Start of SUPPLIED RECORDS

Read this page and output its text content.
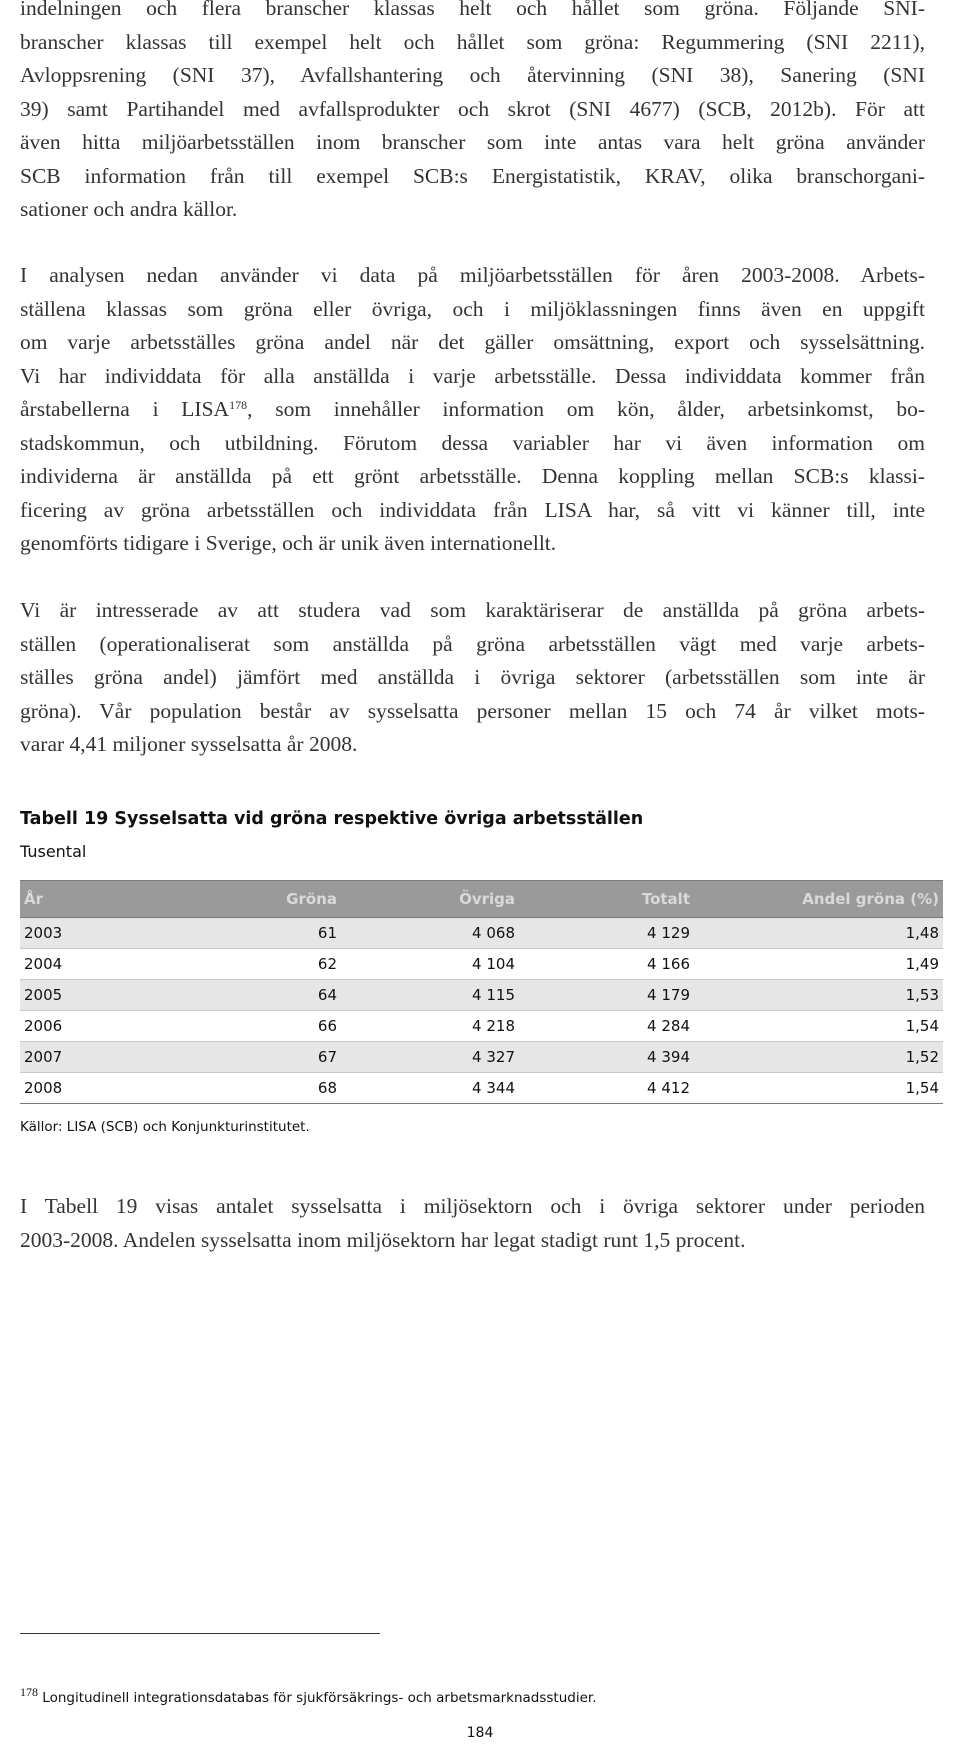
indelningen och flera branscher klassas helt och hållet som gröna. Följande SNI-
branscher klassas till exempel helt och hållet som gröna: Regummering (SNI 2211),
Avloppsrening (SNI 37), Avfallshantering och återvinning (SNI 38), Sanering (SNI
39) samt Partihandel med avfallsprodukter och skrot (SNI 4677) (SCB, 2012b). För att
även hitta miljöarbetsställen inom branscher som inte antas vara helt gröna använder
SCB information från till exempel SCB:s Energistatistik, KRAV, olika branschorgani-
sationer och andra källor.
I analysen nedan använder vi data på miljöarbetsställen för åren 2003-2008. Arbets-
ställena klassas som gröna eller övriga, och i miljöklassningen finns även en uppgift
om varje arbetsställes gröna andel när det gäller omsättning, export och sysselsättning.
Vi har individdata för alla anställda i varje arbetsställe. Dessa individdata kommer från
årstabellerna i LISA$^{178}$, som innehåller information om kön, ålder, arbetsinkomst, bo-
stadskommun, och utbildning. Förutom dessa variabler har vi även information om
individerna är anställda på ett grönt arbetsställe. Denna koppling mellan SCB:s klassi-
ficering av gröna arbetsställen och individdata från LISA har, så vitt vi känner till, inte
genomförts tidigare i Sverige, och är unik även internationellt.
Vi är intresserade av att studera vad som karaktäriserar de anställda på gröna arbets-
ställen (operationaliserat som anställda på gröna arbetsställen vägt med varje arbets-
ställes gröna andel) jämfört med anställda i övriga sektorer (arbetsställen som inte är
gröna). Vår population består av sysselsatta personer mellan 15 och 74 år vilket mots-
varar 4,41 miljoner sysselsatta år 2008.
Tabell 19 Sysselsatta vid gröna respektive övriga arbetsställen
Tusental
År	Gröna	Övriga	Totalt	Andel gröna (%)
2003	61	4 068	4 129	1,48
2004	62	4 104	4 166	1,49
2005	64	4 115	4 179	1,53
2006	66	4 218	4 284	1,54
2007	67	4 327	4 394	1,52
2008	68	4 344	4 412	1,54
Källor: LISA (SCB) och Konjunkturinstitutet.
I Tabell 19 visas antalet sysselsatta i miljösektorn och i övriga sektorer under perioden
2003-2008. Andelen sysselsatta inom miljösektorn har legat stadigt runt 1,5 procent.
$^{178}$ Longitudinell integrationsdatabas för sjukförsäkrings- och arbetsmarknadsstudier.
184
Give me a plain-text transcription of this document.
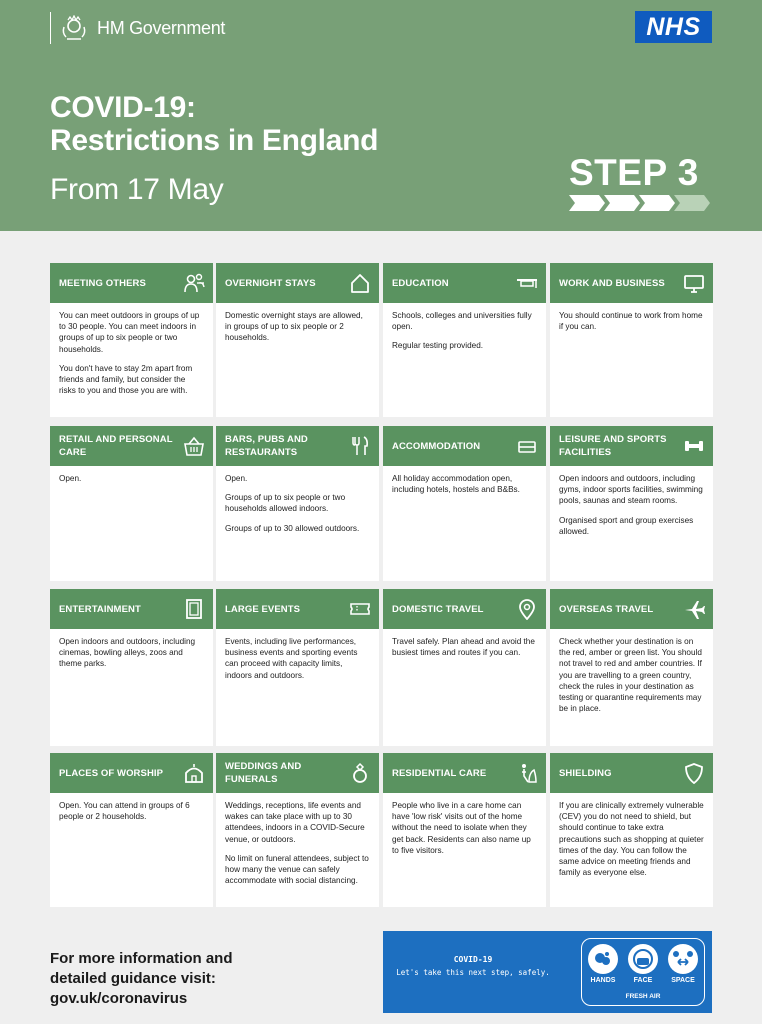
HM Government	NHS
COVID-19:
Restrictions in England
From 17 May	STEP 3
MEETING OTHERS

You can meet outdoors in groups of up to 30 people. You can meet indoors in groups of up to six people or two households.

You don't have to stay 2m apart from friends and family, but consider the risks to you and those you are with.

OVERNIGHT STAYS

Domestic overnight stays are allowed, in groups of up to six people or 2 households.

EDUCATION

Schools, colleges and universities fully open.

Regular testing provided.

WORK AND BUSINESS

You should continue to work from home if you can.

RETAIL AND PERSONAL CARE

Open.

BARS, PUBS AND RESTAURANTS

Open.

Groups of up to six people or two households allowed indoors.

Groups of up to 30 allowed outdoors.

ACCOMMODATION

All holiday accommodation open, including hotels, hostels and B&Bs.

LEISURE AND SPORTS FACILITIES

Open indoors and outdoors, including gyms, indoor sports facilities, swimming pools, saunas and steam rooms.

Organised sport and group exercises allowed.

ENTERTAINMENT

Open indoors and outdoors, including cinemas, bowling alleys, zoos and theme parks.

LARGE EVENTS

Events, including live performances, business events and sporting events can proceed with capacity limits, indoors and outdoors.

DOMESTIC TRAVEL

Travel safely. Plan ahead and avoid the busiest times and routes if you can.

OVERSEAS TRAVEL

Check whether your destination is on the red, amber or green list. You should not travel to red and amber countries. If you are travelling to a green country, check the rules in your destination as testing or quarantine requirements may be in place.

PLACES OF WORSHIP

Open. You can attend in groups of 6 people or 2 households.

WEDDINGS AND FUNERALS

Weddings, receptions, life events and wakes can take place with up to 30 attendees, indoors in a COVID-Secure venue, or outdoors.

No limit on funeral attendees, subject to how many the venue can safely accommodate with social distancing.

RESIDENTIAL CARE

People who live in a care home can have 'low risk' visits out of the home without the need to isolate when they get back. Residents can also name up to five visitors.

SHIELDING

If you are clinically extremely vulnerable (CEV) you do not need to shield, but should continue to take extra precautions such as shopping at quieter times of the day. You can follow the same advice on meeting friends and family as everyone else.

For more information and
detailed guidance visit:
gov.uk/coronavirus
COVID-19
Let's take this next step, safely.
HANDS	FACE	SPACE
FRESH AIR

End of SUPPLIED RECORDS

» WHAT YOU HAVE TO DO: Among the records above, find each line containing the string "klassas" and copy it.

» COMPLETED TASK:
indelningen och flera branscher klassas helt och hållet som gröna. Följande SNI-
branscher klassas till exempel helt och hållet som gröna: Regummering (SNI 2211),
ställena klassas som gröna eller övriga, och i miljöklassningen finns även en uppgift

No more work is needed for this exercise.